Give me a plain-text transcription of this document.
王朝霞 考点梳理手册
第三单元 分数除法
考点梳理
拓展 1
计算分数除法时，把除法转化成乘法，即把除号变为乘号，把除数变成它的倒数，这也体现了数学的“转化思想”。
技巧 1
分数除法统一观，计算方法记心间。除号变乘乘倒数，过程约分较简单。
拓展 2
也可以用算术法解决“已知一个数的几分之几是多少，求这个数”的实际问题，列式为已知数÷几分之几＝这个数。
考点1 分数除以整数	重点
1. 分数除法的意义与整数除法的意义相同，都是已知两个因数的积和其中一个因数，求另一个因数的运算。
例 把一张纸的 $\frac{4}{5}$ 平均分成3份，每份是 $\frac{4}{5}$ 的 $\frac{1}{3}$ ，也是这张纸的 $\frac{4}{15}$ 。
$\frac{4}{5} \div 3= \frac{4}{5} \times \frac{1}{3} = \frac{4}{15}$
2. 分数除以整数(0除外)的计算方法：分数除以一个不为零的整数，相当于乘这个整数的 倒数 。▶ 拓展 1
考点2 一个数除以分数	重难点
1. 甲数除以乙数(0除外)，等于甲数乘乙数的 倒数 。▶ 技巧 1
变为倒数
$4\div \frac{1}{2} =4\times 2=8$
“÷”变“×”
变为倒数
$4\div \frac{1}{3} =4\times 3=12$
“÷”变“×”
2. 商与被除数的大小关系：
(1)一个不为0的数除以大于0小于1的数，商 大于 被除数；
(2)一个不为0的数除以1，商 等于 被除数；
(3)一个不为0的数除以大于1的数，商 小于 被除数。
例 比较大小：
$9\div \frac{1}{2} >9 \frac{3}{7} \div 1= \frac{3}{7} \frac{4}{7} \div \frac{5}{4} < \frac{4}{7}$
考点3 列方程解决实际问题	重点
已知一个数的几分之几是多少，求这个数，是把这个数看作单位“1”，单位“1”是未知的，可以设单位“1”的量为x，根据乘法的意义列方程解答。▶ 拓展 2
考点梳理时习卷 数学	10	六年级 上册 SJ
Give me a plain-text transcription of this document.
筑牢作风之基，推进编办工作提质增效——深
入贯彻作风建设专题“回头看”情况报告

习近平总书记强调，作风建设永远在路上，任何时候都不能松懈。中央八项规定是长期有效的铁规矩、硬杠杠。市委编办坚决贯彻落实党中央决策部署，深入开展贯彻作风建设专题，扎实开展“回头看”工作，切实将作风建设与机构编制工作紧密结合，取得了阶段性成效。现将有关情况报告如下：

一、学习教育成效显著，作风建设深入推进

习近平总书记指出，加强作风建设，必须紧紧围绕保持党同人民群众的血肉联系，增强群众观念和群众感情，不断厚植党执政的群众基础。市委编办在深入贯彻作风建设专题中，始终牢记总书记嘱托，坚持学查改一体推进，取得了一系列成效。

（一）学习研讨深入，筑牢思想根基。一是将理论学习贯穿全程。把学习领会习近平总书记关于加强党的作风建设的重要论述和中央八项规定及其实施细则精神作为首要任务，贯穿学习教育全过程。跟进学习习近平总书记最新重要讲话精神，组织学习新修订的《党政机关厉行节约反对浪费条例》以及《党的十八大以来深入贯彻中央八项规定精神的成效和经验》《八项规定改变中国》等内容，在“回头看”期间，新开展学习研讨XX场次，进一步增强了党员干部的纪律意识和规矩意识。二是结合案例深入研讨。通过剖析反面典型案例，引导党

⁂

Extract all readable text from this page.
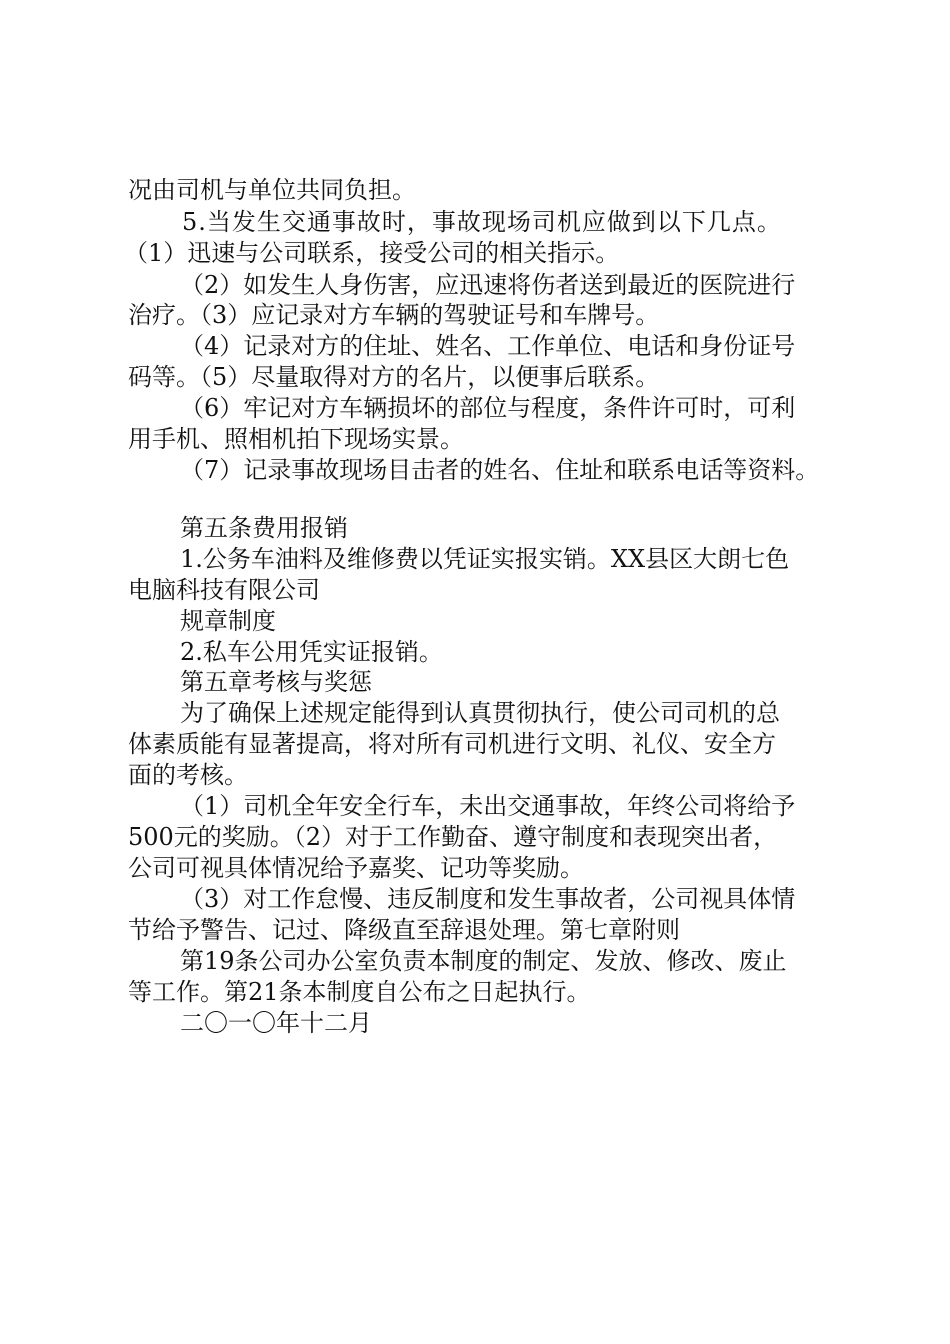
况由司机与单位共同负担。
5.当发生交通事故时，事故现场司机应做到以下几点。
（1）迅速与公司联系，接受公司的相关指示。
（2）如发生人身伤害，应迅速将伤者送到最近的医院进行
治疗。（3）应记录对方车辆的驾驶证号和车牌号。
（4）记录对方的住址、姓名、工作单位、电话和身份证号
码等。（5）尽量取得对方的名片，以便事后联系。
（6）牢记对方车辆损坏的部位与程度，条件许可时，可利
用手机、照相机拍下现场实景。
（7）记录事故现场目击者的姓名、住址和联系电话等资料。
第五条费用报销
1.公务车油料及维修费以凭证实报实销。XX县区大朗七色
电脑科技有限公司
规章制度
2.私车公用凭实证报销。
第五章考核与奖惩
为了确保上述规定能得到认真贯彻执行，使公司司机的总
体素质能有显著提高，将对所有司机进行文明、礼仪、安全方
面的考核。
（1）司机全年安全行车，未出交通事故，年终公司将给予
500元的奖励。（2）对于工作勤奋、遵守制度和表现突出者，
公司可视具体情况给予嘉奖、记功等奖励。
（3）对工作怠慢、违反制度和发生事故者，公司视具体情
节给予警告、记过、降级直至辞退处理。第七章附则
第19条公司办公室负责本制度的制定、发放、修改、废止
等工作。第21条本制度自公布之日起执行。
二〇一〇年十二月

⁂

PROBLEM STATEMENT
Where a line of the material above holds the string "已知一个数的几分之几是多少", copy that line.

EXERCISE RESPONSE
也可以用算术法解决“已知一个数的几分之几是多少，求这个数”的实际问题，列式为已知数÷几分之几＝这个数。
已知一个数的几分之几是多少，求这个数，是把这个数看作单位“1”，单位“1”是未知的，可以设单位“1”的量为x，根据乘法的意义列方程解答。▶ 拓展 2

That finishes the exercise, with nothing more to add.